SOURCE EXCERPT
— BEGIN —
Wonderfest has always been my favorite event of the year. I've had years of great times, good people, informative seminars (thanks Crazy Joe and others) and fantastic vendors. I've spent sums of money and won a few awards. I got no complaints.

Thanks Wonderfest for the good times.
John


----------



## Chinxy (May 23, 2003)

Well I have to say - yes I wanted to win and thought I would win something because I had 12 kits and some of those kits won at IPMS and those guys are hard. But nothing! Now I really don't think my kits are bad and talking with Scott I do see some things to change. But I did have fun. Picked up some real cool kits and met some new people along with see old friends. And as someone pointed out to me "WOW Chinxy, seems like a lot of people know you!". Yes, I've been to Chiller several time, other shows up the east coast and been going to Wonderfest for 20 years now. And it was nice meeting you Rick, plus it saved me money so I was able to buy more kits. I picked up 6 kits and some supplies. I even came back with money!

Here's the list!

1. USS Reliant plus the extra decals.
2. MOM Clear Creature for my collection which I built one clear already that I got from Steve already.
3. Fiend without a Face.
4. Killer Shrew - thanks Jeff
5. Reptilicus - a really cool kit that I was thinking about when I got the Giant Claw from Mike so this one is a prize for me!!!!!!!!!!! Thanks Mike
6. The Beast from 20,000 Fathoms - this was my big buy at the show!!!!!!! If nothing else I wanted this kit!!!!!!!! It is REALLY cool and I'm going to light the light house. Thanks Al

Plus the red moving eye for my Cylone.

So being I was with friends I had fun. I just think from now on I'm not going to be concerned about the contest. 

Plus I had a whole box of CIGARS!!!!!!! YESSSSSS!!!!!!!!!!


----------



## getter weevil (May 20, 2010)

FLKitbuilder said:


> And realistically speaking, there IS a certain amount of competition as they only have so many medals to give out. But the overall quality of the entries has vastly improved over the last 5 years since I last attended. I received 3 merits in 2003 that I am quite sure wouldn't have placed this year, as the stuff I entered was far superior to those kits. But Chinxy, who had 11 kits entered, and some of them extremely well-done won nothing either. And that, I found hard to believe.
> I would really like to know what the judging criteria is, because a least 3 or 4 of his kits should have at least won Merits or higher.


I have not been a part of the judging at this show (so I can not comment on the actual judging process), but I have participated in judging in other shows and my opinion of the merit system seems to be a cover to me. To say that the kits at Wonderfest are not competing with each other seems to be a myth IMO. The judging a bunch of models on a table is a big task and what knocks most kits out of consideration for any sort of award is lack of model building basic skills, like seams not filled or sanded, poor paint application, silvered/poor decal application just to name a few. With the amount of time they have to judge these models there is no way they could carefully scrunitize each kit on its own merits. Judges are most likely focusing their time on looking over a handful of kits that "pop" out at them. The kits that have some basic model skill issues are knocked out and not considered for their "merit". Thus a comparison between kits is made. I would think that even among the kits that place with a medal are compared to each other. If I am wrong about this... great paint me with the big happy wrong brush. From what I have heard about the AMPS show (big Armor model contest) they have a point system to support the merit of each kit put on the table and you can review the comments later I believe. I think there are established point levels to qualify for the medals at that show as well. I do not think Wonderfest has such a system in place (not to my knowledge) which would eliminate this mystery of why something did not get a medal or even a merit.
— END —
INSTRUCTIONS
A - In the Wonderfest forum thread, restate word for word the passage starting with "## Chinxy (May" and going on through "Here's the list!".
B - In the Wonderfest forum thread, which kit does Chinxy call the big buy at the show?
C - Extend the Wonderfest forum thread, picking up right after its final sentence.

DATASET ENTRIES
— BEGIN —
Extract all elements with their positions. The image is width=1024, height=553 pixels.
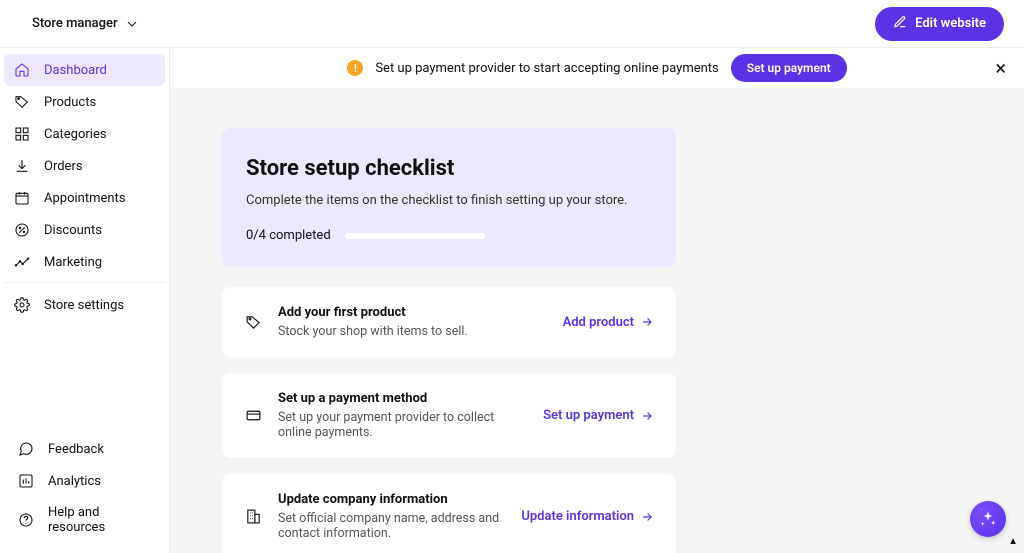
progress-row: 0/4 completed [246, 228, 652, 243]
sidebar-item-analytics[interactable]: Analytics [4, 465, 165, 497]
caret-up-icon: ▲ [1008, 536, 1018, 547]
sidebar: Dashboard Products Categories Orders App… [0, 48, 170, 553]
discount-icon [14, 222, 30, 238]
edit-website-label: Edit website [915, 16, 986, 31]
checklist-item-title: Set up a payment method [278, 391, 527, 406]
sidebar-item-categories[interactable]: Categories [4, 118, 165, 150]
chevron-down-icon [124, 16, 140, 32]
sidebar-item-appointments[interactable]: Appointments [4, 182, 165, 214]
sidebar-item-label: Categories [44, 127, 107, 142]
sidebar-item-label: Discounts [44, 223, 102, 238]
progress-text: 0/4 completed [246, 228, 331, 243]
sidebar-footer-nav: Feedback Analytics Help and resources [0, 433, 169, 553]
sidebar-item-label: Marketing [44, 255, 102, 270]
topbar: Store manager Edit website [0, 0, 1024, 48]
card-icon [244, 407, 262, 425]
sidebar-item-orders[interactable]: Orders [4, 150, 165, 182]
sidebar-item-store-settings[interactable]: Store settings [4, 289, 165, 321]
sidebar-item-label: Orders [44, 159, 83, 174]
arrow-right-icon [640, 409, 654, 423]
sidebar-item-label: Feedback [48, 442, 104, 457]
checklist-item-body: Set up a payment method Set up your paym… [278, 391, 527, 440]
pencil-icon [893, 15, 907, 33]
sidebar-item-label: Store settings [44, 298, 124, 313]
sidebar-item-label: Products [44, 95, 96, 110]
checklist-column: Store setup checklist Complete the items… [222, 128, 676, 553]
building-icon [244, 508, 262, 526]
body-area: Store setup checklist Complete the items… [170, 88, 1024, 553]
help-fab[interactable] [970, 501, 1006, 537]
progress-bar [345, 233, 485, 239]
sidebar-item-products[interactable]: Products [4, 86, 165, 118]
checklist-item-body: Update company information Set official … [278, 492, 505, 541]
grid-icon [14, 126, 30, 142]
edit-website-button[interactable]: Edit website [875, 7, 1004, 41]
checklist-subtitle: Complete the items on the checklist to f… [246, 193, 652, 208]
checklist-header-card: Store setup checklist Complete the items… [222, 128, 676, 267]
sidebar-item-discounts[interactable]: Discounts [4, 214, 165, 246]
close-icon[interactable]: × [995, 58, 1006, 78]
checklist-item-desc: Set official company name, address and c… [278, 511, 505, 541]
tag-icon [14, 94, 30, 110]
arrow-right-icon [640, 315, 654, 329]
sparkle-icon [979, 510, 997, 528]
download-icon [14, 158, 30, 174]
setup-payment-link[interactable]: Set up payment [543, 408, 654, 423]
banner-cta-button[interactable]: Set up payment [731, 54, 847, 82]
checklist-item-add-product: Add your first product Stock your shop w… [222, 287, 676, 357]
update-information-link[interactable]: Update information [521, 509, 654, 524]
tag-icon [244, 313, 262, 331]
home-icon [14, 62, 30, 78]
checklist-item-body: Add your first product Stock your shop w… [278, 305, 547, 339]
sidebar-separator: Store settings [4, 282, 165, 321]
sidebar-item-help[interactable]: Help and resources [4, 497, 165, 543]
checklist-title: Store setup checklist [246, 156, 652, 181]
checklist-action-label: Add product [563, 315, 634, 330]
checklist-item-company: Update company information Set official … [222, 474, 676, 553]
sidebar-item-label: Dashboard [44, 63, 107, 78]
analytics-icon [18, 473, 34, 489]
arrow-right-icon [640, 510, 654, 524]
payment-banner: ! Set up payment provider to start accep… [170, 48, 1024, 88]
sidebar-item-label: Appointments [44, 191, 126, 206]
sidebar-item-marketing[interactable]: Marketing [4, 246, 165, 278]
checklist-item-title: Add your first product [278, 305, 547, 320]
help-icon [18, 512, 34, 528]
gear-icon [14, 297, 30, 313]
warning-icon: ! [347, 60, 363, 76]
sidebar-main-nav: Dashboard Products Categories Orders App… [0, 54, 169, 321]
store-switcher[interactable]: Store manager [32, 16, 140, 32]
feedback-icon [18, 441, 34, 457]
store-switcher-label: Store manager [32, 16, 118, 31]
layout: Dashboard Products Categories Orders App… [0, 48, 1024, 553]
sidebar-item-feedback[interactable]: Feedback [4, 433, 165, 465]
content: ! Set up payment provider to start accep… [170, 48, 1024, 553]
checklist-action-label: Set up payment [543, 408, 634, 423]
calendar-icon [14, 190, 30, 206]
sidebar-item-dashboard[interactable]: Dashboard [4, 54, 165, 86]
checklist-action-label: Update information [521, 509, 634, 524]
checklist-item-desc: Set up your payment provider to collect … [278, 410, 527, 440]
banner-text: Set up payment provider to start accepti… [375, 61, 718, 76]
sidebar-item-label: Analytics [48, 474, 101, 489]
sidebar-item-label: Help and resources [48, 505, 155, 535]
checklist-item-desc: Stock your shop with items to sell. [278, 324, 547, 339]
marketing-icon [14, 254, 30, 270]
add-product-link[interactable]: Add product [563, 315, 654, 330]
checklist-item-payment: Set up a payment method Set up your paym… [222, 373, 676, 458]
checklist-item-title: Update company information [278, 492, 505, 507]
— END —
THE REPLIES
A -
## Chinxy (May 23, 2003)

Well I have to say - yes I wanted to win and thought I would win something because I had 12 kits and some of those kits won at IPMS and those guys are hard. But nothing! Now I really don't think my kits are bad and talking with Scott I do see some things to change. But I did have fun. Picked up some real cool kits and met some new people along with see old friends. And as someone pointed out to me "WOW Chinxy, seems like a lot of people know you!". Yes, I've been to Chiller several time, other shows up the east coast and been going to Wonderfest for 20 years now. And it was nice meeting you Rick, plus it saved me money so I was able to buy more kits. I picked up 6 kits and some supplies. I even came back with money!

Here's the list!

B - The Beast from 20,000 Fathoms.

C -
Just the amount of time alone makes me assume that the models are being compared to each other and not being fully scruntized.

I will now go hide in my flame resistant bunker now.


----------



## BlackbirdCD (Oct 31, 2003)

I did not judge this year, but have in the past. Each model is evaluated on its own, and each model has as much of a chance of placing for the various levels of awards. Some are far easier to judge as out of the running based on obvious flaws in the basics (seams, paint, etc.). When there are questions on a particular award, the judges will get second third, and fourth opinions (or the whole group in some cases). It's performed at a far more objective level that you're giving them credit for. This year, because of the sheer number of kits, the judges went late into the evening. It's time consuming, and very tricky. I don't envy them the monumental task they had this year.


----------



## Lee Staton (May 13, 2000)

Every year we hear the same complaints. 

People who don't win claim that somebody else (who they deem underserving for one reason or another) has robbed them of their chance at an award. And that judging has to be quantified in some numeric way (as if that would take all subjective judgement out of the process), and that they should receive some sort of critique sheet.

And every year I post the same response. Not that it matters; winners will always be happy and losers will always be unhappy. I have been on both sides of that equation myself.

With the open system, judges have the freedom to give out as many awards as they find models they think are deserving. If we ran out of golds, we'd give out vouchers and have more made and mailed to the winners. One guy's win is not taking away from you. The special awards are the only one-offs, and they are chosen by their sponsors.
Sure, models on a table will be compared to the field around them. Until robots coldly judge contests, this will happen. If you see five paintings on a wall, you will compare them (or five women standing at a bar). It's called human nature.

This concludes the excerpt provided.